## BEGIN Entries

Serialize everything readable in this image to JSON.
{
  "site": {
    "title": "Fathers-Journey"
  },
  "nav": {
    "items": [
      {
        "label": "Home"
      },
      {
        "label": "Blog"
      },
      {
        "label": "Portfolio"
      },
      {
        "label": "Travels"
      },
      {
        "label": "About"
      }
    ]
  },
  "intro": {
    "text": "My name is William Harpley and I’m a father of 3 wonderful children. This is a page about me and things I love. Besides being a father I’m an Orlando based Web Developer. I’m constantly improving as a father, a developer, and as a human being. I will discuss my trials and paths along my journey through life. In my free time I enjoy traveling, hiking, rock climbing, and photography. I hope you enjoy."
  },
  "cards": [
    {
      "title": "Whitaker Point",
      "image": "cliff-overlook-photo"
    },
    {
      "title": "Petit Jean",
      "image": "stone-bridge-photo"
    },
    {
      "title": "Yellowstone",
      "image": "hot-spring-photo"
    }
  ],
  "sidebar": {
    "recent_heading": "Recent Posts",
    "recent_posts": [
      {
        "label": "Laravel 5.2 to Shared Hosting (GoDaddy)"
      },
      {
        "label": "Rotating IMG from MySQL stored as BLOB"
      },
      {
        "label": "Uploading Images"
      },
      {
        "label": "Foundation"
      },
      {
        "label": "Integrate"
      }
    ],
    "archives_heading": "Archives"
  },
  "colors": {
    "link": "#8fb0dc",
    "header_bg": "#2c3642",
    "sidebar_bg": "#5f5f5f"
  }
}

## END Entries
## BEGIN Entries

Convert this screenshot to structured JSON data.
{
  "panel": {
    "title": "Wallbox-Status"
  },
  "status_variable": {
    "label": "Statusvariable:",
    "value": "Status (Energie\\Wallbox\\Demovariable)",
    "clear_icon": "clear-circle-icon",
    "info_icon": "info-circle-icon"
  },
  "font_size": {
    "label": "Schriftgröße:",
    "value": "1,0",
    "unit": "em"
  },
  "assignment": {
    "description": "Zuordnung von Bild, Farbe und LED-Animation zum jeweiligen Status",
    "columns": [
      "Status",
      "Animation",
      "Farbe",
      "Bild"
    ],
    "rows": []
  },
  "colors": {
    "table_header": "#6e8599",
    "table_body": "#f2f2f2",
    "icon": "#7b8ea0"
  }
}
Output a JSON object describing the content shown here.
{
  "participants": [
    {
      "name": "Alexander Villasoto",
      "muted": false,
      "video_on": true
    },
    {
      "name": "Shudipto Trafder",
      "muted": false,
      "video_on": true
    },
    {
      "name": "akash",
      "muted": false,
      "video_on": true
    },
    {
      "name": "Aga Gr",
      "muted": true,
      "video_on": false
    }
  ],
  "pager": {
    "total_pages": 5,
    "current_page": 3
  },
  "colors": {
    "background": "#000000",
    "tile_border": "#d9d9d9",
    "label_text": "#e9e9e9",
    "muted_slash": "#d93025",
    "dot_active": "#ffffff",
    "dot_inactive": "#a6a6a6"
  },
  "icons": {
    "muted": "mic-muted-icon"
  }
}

## END Entries
## BEGIN Entries

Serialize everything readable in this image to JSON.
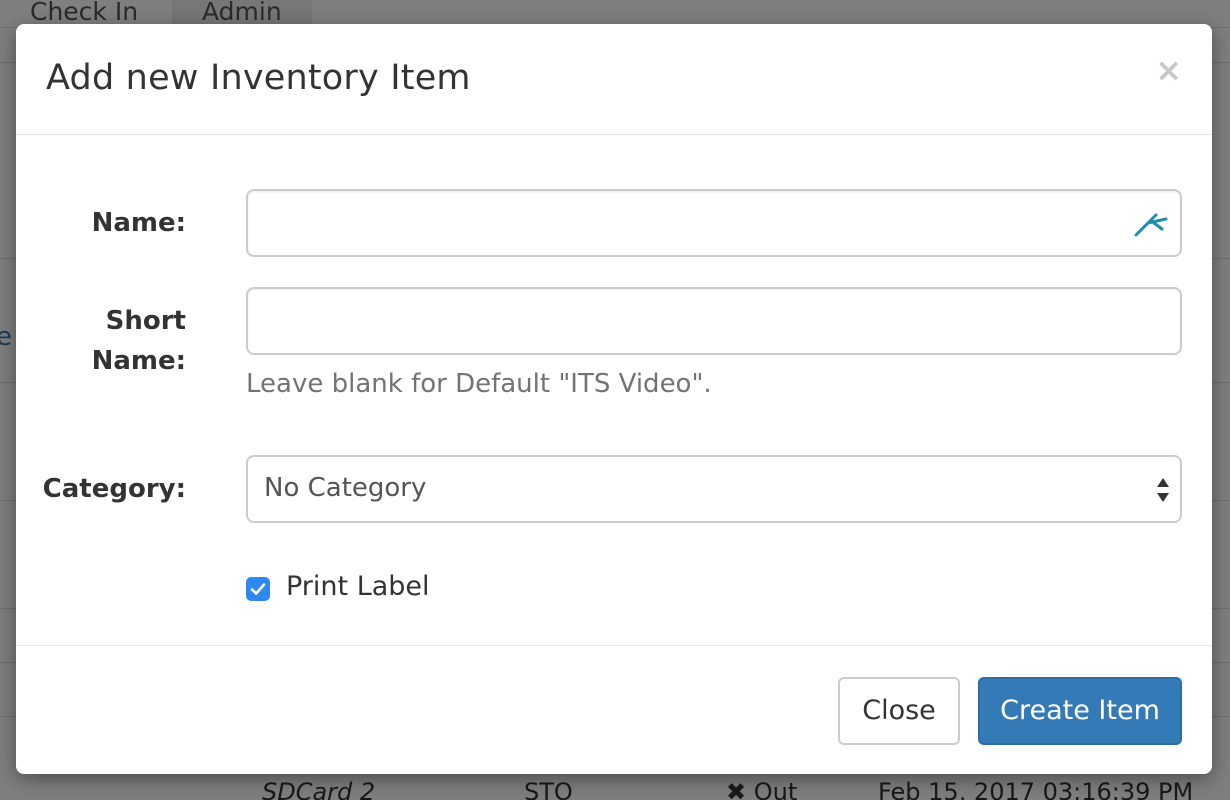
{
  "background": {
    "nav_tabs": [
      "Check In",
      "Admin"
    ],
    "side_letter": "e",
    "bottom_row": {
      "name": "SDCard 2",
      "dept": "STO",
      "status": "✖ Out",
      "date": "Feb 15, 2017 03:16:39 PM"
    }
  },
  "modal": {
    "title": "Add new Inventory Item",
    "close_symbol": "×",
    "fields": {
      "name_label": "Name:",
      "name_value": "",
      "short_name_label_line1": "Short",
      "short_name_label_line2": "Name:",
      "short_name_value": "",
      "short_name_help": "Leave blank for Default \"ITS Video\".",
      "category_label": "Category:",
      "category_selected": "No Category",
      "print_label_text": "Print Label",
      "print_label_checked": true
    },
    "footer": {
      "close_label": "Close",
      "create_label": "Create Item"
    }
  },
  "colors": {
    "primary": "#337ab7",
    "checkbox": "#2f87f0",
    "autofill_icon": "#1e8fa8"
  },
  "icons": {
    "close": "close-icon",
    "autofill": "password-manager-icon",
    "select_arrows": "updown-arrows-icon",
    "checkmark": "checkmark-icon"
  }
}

## END Entries

Exercise aim: Show each line in the entries that holds the string "circle".

Output below:
    "clear_icon": "clear-circle-icon",
    "info_icon": "info-circle-icon"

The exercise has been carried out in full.